>> begin
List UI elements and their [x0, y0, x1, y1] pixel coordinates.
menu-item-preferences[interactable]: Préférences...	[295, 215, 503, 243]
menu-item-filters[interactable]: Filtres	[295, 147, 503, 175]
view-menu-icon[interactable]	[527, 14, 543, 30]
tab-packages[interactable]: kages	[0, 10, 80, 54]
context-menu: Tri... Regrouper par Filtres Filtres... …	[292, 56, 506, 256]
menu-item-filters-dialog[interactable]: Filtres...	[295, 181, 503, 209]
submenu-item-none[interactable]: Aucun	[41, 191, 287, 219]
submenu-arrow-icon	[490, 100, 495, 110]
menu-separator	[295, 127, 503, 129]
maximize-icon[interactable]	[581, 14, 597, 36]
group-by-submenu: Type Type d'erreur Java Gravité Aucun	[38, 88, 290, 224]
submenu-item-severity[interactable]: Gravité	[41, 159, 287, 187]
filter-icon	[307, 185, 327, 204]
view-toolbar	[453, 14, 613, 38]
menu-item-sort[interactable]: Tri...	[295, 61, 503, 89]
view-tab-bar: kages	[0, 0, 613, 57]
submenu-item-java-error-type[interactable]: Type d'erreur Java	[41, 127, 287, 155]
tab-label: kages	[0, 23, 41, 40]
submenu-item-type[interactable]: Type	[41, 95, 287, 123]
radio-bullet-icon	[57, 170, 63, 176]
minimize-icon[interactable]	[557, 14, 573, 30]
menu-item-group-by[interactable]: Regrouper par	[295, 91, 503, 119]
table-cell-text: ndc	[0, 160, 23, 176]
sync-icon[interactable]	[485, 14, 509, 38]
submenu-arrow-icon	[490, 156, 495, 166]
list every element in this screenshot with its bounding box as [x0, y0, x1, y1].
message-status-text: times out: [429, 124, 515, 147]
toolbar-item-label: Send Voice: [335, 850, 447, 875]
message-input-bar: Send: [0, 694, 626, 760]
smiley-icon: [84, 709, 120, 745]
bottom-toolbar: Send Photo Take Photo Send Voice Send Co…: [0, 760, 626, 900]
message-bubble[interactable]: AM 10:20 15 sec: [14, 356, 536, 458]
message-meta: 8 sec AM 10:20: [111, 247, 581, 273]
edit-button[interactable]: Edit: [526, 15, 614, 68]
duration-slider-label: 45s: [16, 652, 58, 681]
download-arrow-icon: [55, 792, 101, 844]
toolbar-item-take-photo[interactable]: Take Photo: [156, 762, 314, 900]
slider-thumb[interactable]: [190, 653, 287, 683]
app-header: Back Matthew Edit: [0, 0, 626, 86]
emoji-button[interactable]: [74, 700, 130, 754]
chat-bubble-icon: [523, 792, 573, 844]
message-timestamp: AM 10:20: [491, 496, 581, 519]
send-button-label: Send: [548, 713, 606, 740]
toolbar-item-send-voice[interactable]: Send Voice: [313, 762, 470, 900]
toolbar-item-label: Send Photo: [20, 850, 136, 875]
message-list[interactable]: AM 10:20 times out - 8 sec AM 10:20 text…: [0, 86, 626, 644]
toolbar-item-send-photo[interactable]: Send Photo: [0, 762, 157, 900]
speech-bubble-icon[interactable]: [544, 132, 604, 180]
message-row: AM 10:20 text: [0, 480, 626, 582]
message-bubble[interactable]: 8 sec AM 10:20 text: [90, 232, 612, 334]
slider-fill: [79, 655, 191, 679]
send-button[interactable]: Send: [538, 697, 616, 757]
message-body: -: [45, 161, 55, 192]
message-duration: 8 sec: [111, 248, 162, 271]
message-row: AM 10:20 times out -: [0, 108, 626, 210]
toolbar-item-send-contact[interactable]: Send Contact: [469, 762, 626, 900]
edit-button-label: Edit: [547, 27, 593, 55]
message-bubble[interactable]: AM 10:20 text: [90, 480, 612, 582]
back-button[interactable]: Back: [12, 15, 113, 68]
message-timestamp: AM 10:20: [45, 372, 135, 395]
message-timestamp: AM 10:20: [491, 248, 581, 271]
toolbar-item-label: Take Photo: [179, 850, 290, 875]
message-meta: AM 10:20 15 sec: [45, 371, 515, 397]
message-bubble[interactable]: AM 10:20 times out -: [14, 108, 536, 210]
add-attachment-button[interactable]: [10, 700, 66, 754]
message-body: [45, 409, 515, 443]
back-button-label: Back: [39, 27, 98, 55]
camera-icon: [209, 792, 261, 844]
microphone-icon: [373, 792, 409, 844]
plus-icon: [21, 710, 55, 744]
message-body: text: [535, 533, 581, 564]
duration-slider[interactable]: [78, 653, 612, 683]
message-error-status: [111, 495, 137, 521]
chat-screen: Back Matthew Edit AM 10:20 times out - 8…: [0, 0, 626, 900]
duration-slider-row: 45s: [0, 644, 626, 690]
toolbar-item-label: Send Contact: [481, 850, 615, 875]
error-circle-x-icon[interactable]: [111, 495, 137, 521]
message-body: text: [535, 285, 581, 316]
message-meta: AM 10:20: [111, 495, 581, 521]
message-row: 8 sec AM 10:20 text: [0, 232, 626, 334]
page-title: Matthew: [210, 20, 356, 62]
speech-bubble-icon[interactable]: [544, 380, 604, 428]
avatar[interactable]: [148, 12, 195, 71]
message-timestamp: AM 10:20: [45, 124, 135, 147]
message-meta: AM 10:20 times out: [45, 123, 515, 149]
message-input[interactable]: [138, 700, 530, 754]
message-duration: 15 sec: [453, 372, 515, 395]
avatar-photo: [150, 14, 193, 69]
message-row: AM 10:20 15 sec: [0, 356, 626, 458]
>> end
▶ _BRIEF_:
Copy the listing from its first line up to and including the line with "0, 613, 57]", renaming "Préférences" to "Preferences" and keeping everything else the same.

▶ _WORKED ANSWER_:
List UI elements and their [x0, y0, x1, y1] pixel coordinates.
menu-item-preferences[interactable]: Preferences...	[295, 215, 503, 243]
menu-item-filters[interactable]: Filtres	[295, 147, 503, 175]
view-menu-icon[interactable]	[527, 14, 543, 30]
tab-packages[interactable]: kages	[0, 10, 80, 54]
context-menu: Tri... Regrouper par Filtres Filtres... …	[292, 56, 506, 256]
menu-item-filters-dialog[interactable]: Filtres...	[295, 181, 503, 209]
submenu-item-none[interactable]: Aucun	[41, 191, 287, 219]
submenu-arrow-icon	[490, 100, 495, 110]
menu-separator	[295, 127, 503, 129]
maximize-icon[interactable]	[581, 14, 597, 36]
group-by-submenu: Type Type d'erreur Java Gravité Aucun	[38, 88, 290, 224]
submenu-item-severity[interactable]: Gravité	[41, 159, 287, 187]
filter-icon	[307, 185, 327, 204]
view-toolbar	[453, 14, 613, 38]
menu-item-sort[interactable]: Tri...	[295, 61, 503, 89]
view-tab-bar: kages	[0, 0, 613, 57]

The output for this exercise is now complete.